• [Task statement] Report the number of lines that hold the string "University". Leave out any other text.

# start of Material shown

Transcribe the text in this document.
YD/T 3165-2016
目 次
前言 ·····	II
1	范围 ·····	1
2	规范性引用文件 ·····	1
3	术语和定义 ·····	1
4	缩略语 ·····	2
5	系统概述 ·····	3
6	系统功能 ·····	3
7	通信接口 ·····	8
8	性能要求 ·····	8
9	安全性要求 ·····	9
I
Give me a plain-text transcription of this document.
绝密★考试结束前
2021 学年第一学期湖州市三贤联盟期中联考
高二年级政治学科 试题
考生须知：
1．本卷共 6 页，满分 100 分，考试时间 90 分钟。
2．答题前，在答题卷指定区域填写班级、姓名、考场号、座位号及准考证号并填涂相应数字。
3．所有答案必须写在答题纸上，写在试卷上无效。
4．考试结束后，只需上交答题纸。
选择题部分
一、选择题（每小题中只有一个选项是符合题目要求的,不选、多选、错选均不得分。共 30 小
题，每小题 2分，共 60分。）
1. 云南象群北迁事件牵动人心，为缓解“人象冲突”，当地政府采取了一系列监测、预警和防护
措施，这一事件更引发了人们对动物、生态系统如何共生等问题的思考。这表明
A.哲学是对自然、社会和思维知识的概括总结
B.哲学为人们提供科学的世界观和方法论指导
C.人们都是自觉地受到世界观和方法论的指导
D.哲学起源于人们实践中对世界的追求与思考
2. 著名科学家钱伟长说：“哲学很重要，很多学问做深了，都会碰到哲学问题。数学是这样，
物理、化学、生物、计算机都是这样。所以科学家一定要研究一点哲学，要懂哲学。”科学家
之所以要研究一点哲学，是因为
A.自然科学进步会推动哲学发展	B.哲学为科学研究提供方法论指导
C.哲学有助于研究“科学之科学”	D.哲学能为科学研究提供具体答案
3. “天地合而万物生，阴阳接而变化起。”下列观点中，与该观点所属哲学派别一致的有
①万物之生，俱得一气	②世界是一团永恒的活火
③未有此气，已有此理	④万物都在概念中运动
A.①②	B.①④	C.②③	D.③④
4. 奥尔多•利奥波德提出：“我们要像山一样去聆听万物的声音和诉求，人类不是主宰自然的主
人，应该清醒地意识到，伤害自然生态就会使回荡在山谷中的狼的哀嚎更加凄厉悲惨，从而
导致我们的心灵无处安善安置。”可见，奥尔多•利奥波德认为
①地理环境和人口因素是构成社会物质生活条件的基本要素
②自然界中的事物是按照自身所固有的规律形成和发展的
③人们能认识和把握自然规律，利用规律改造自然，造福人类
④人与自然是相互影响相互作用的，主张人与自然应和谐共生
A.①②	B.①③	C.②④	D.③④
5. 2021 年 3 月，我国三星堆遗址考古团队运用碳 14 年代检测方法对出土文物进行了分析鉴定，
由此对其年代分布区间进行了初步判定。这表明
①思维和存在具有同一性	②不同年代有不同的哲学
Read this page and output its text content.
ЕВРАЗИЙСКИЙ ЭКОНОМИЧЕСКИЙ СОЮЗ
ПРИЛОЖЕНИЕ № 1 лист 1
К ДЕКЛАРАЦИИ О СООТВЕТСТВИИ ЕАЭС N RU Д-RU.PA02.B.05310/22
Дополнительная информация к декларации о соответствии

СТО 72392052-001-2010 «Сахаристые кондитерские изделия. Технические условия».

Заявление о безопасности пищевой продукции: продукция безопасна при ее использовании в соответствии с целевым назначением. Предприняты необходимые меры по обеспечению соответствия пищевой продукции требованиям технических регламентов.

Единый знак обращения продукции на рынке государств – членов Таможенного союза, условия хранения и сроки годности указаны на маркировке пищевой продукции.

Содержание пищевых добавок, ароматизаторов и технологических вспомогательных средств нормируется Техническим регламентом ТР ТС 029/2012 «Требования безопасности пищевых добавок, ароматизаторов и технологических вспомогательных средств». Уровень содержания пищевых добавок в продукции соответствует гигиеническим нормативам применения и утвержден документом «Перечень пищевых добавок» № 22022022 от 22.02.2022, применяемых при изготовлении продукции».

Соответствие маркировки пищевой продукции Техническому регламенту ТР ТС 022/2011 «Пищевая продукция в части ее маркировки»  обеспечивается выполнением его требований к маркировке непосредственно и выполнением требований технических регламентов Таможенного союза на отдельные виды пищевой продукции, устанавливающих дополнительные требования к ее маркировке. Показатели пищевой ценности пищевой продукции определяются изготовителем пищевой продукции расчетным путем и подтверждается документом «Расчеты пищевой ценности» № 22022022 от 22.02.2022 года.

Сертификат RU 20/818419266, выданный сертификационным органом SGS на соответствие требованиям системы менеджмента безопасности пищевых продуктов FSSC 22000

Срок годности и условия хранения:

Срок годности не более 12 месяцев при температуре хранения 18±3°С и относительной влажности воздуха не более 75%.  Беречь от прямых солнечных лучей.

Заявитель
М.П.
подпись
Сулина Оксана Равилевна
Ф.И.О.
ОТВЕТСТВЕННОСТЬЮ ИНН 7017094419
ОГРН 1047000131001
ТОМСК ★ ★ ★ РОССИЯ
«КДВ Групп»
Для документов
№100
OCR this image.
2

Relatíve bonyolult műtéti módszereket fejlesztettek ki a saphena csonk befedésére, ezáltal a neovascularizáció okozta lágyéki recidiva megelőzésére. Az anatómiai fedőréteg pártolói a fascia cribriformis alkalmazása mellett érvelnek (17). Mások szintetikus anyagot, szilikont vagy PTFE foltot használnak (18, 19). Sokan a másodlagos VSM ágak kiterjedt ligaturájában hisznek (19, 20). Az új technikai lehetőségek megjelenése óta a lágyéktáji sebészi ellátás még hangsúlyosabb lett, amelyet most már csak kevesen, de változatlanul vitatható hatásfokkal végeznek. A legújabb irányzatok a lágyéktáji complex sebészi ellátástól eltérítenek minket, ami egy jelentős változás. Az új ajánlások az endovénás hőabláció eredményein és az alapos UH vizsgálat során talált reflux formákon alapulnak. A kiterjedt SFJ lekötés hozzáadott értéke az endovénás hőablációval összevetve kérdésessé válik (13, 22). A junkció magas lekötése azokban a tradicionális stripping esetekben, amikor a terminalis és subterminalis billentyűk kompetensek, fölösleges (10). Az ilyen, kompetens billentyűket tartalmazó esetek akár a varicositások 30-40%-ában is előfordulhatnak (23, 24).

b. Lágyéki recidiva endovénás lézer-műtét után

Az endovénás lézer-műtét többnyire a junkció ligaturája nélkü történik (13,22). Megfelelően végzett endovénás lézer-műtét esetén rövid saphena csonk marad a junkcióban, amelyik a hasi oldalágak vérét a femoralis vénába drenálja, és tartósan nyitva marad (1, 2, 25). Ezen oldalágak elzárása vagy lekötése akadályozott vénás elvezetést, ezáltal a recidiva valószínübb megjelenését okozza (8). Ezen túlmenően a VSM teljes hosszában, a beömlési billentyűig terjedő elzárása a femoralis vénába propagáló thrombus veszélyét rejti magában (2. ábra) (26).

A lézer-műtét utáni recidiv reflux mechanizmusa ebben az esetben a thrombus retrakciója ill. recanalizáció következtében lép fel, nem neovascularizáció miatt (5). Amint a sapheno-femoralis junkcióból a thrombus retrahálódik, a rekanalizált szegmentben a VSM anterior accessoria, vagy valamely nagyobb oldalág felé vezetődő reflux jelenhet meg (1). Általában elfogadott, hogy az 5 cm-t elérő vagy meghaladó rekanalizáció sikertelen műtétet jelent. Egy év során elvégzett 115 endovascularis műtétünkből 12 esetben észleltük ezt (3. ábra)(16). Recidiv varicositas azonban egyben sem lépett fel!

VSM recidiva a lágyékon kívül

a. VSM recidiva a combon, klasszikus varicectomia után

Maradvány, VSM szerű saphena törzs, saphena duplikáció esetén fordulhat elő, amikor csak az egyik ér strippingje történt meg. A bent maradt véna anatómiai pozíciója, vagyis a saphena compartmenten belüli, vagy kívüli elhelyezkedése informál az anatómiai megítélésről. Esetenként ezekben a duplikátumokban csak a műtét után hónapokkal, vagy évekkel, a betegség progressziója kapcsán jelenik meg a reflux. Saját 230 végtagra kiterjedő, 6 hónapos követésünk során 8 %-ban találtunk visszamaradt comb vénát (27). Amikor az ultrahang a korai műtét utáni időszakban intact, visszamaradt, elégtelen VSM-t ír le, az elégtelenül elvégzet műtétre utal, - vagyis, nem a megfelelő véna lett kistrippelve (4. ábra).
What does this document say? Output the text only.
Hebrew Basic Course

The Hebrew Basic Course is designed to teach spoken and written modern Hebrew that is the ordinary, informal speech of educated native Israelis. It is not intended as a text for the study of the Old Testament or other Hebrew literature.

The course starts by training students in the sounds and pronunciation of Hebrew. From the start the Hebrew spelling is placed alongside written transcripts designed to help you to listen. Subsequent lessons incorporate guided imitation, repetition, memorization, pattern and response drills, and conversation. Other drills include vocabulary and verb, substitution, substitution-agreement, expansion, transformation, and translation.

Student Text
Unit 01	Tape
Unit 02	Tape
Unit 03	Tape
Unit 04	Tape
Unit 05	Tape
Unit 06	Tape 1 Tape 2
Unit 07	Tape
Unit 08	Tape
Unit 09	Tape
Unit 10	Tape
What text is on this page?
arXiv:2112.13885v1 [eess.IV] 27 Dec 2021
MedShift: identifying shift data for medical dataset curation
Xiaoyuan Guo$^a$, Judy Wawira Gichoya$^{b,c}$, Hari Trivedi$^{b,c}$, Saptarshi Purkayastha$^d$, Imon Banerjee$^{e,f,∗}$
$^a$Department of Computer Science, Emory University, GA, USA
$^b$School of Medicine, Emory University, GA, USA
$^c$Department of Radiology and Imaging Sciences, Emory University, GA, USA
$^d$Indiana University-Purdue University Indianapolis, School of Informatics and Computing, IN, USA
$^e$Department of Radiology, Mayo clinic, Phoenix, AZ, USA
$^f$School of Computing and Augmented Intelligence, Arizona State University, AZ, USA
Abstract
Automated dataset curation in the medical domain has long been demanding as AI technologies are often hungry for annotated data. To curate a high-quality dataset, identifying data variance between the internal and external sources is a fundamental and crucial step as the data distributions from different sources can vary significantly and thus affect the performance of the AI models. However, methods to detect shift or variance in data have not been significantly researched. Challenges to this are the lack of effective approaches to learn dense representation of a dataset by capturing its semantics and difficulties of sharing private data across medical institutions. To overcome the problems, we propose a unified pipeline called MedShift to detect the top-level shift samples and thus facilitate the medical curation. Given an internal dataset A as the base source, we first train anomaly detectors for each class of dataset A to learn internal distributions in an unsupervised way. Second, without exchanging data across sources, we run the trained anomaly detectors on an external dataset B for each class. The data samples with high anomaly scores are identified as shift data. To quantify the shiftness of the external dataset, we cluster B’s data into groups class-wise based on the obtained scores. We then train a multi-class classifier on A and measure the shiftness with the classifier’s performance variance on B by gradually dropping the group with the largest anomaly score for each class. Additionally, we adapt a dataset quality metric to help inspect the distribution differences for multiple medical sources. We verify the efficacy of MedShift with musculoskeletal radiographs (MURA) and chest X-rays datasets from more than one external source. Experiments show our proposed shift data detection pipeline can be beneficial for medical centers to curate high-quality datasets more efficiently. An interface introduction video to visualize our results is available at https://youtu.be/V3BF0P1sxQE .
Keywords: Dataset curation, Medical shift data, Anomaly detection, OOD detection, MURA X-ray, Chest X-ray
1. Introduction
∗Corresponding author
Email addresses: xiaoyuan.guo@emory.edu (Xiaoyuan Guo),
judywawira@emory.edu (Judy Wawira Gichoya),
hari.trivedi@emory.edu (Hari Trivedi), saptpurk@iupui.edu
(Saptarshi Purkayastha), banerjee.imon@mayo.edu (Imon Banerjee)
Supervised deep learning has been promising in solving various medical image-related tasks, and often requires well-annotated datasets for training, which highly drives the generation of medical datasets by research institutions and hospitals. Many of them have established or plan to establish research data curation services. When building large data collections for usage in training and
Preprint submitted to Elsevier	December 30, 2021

# end of Material shown

• [Written response] 5